### Short task
Your task is to locate every line holding the string "Food" and to copy each of them.

** Start Records provided **

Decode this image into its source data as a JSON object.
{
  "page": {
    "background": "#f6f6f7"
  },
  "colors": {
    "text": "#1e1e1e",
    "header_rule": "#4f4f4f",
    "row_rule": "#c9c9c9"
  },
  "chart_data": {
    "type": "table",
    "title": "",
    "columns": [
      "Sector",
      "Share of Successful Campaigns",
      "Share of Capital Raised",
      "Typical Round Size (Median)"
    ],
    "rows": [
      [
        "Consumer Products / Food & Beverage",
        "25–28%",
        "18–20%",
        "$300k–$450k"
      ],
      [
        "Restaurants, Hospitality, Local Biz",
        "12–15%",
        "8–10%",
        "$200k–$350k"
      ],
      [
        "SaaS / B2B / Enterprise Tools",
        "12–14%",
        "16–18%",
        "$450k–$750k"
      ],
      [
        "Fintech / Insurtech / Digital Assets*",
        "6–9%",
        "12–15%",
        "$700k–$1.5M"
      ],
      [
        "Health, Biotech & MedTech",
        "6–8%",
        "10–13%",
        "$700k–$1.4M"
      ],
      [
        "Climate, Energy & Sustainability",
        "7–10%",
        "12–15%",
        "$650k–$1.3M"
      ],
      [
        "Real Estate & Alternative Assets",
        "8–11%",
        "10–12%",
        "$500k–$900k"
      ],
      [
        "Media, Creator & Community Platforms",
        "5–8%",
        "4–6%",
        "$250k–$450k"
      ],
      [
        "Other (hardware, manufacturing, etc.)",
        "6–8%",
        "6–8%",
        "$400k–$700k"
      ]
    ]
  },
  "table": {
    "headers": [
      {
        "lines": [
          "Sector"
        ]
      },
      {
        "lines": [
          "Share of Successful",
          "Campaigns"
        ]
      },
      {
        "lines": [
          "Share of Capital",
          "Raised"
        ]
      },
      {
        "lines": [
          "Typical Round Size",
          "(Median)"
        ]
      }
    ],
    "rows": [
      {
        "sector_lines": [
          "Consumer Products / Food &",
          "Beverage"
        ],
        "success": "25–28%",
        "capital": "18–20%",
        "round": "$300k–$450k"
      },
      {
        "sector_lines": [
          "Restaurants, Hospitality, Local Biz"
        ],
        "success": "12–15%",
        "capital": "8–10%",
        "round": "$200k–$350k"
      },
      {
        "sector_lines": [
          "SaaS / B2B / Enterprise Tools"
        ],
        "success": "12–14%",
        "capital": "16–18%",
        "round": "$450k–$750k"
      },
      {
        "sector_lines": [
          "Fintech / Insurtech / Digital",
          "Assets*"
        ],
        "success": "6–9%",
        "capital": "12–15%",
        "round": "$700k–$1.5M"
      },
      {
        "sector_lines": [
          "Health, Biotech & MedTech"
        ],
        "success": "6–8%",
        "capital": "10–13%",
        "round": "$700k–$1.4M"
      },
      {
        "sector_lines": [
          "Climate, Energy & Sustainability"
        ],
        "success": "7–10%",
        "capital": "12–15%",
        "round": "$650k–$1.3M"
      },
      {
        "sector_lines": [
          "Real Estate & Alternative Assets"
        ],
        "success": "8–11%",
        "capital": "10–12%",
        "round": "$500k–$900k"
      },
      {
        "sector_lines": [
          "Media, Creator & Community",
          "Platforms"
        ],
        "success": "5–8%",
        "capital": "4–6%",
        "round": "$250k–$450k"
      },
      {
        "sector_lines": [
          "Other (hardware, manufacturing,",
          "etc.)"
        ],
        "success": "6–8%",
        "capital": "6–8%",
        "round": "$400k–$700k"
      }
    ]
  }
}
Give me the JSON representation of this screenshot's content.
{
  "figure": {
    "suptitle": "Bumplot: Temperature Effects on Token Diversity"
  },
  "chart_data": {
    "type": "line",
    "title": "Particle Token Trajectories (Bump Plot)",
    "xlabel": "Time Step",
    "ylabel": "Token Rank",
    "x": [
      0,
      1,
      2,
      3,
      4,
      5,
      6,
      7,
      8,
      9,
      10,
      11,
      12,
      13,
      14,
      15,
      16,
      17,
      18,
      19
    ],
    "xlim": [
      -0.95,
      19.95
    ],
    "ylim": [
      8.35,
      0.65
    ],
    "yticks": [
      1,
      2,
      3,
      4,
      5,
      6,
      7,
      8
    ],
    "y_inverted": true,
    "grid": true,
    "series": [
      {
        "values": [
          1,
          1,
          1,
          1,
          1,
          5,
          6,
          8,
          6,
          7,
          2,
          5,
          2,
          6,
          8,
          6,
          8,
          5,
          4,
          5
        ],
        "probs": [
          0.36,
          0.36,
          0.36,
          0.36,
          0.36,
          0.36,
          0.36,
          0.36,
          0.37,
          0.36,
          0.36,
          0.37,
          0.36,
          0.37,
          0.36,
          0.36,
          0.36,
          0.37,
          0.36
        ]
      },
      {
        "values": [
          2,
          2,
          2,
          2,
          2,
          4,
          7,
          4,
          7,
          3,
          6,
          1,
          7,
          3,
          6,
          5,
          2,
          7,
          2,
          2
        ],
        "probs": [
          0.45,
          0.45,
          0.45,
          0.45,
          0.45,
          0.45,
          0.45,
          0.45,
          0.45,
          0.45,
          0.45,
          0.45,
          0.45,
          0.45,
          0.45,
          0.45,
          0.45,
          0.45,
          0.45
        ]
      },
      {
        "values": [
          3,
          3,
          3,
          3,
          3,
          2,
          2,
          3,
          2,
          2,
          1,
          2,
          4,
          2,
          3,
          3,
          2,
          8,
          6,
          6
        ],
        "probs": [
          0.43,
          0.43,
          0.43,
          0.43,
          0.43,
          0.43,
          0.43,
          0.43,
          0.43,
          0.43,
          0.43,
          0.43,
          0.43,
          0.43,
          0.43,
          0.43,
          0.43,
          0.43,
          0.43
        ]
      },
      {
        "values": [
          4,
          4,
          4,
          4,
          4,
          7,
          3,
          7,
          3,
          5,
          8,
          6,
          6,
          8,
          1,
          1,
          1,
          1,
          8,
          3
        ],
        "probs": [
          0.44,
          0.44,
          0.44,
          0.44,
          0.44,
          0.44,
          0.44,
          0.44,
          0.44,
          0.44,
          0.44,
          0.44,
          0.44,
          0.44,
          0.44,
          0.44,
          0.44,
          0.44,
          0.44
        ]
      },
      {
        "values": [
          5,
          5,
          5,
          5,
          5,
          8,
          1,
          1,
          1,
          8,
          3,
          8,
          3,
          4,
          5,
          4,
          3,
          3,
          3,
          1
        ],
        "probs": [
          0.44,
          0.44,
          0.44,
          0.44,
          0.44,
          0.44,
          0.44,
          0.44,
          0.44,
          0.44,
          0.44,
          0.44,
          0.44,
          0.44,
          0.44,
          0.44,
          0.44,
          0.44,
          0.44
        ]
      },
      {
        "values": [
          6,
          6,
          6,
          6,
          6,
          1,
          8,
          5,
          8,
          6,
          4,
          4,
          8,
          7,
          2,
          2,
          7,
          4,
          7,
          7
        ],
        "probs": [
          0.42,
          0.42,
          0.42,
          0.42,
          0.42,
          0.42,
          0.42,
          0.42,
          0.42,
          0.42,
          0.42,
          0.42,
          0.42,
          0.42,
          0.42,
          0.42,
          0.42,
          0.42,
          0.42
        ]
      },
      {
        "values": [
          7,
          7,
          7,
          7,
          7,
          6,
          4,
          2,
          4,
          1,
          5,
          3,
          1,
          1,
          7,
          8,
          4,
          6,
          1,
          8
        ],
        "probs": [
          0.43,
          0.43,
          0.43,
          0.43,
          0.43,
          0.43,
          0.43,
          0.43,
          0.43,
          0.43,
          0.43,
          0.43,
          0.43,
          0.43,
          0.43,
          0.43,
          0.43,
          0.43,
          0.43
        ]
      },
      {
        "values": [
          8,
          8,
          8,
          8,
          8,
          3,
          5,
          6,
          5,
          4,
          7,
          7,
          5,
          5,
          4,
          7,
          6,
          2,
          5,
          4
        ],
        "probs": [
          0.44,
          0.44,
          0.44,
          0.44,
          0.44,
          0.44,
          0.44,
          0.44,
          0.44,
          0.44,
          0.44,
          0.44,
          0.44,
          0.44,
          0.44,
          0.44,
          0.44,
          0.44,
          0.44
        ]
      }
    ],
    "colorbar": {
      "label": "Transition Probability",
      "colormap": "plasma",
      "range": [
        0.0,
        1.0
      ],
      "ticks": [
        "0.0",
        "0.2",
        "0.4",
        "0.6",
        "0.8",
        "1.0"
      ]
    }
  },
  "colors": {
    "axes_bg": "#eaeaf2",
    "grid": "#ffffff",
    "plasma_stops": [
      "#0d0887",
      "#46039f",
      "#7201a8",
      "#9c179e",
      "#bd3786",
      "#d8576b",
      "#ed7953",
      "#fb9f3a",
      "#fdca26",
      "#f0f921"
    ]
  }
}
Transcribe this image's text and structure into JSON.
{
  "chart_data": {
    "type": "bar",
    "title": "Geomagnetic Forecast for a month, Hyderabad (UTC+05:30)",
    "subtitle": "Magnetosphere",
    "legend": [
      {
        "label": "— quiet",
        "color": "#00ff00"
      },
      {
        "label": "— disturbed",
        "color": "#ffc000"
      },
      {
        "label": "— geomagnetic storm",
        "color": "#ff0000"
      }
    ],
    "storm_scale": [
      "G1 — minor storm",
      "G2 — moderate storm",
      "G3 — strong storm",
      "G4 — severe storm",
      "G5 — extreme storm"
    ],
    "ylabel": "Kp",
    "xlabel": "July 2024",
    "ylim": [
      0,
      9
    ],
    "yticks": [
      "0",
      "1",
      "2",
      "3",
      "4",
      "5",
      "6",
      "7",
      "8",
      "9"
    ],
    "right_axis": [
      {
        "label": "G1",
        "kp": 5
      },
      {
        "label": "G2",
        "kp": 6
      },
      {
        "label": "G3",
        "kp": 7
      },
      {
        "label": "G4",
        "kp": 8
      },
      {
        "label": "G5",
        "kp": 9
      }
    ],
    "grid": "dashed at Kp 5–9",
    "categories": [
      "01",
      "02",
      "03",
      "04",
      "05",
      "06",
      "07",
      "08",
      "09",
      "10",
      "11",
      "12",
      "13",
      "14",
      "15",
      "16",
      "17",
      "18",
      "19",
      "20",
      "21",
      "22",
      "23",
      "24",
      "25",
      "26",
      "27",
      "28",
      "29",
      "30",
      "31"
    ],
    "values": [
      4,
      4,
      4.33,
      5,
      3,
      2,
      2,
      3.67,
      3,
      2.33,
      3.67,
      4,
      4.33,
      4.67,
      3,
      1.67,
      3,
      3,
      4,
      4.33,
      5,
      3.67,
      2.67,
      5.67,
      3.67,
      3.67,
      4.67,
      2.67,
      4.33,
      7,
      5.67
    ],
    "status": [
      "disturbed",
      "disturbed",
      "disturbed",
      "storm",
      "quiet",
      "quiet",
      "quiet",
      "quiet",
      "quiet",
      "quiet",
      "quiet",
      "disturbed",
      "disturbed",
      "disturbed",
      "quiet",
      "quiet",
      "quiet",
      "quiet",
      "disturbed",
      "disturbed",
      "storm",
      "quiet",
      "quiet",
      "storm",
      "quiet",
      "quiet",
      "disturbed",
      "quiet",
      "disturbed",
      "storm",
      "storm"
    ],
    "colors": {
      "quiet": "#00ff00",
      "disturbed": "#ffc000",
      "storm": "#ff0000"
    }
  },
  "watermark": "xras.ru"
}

** End Records provided **

### Exercise answer
        "Consumer Products / Food & Beverage",
          "Consumer Products / Food &",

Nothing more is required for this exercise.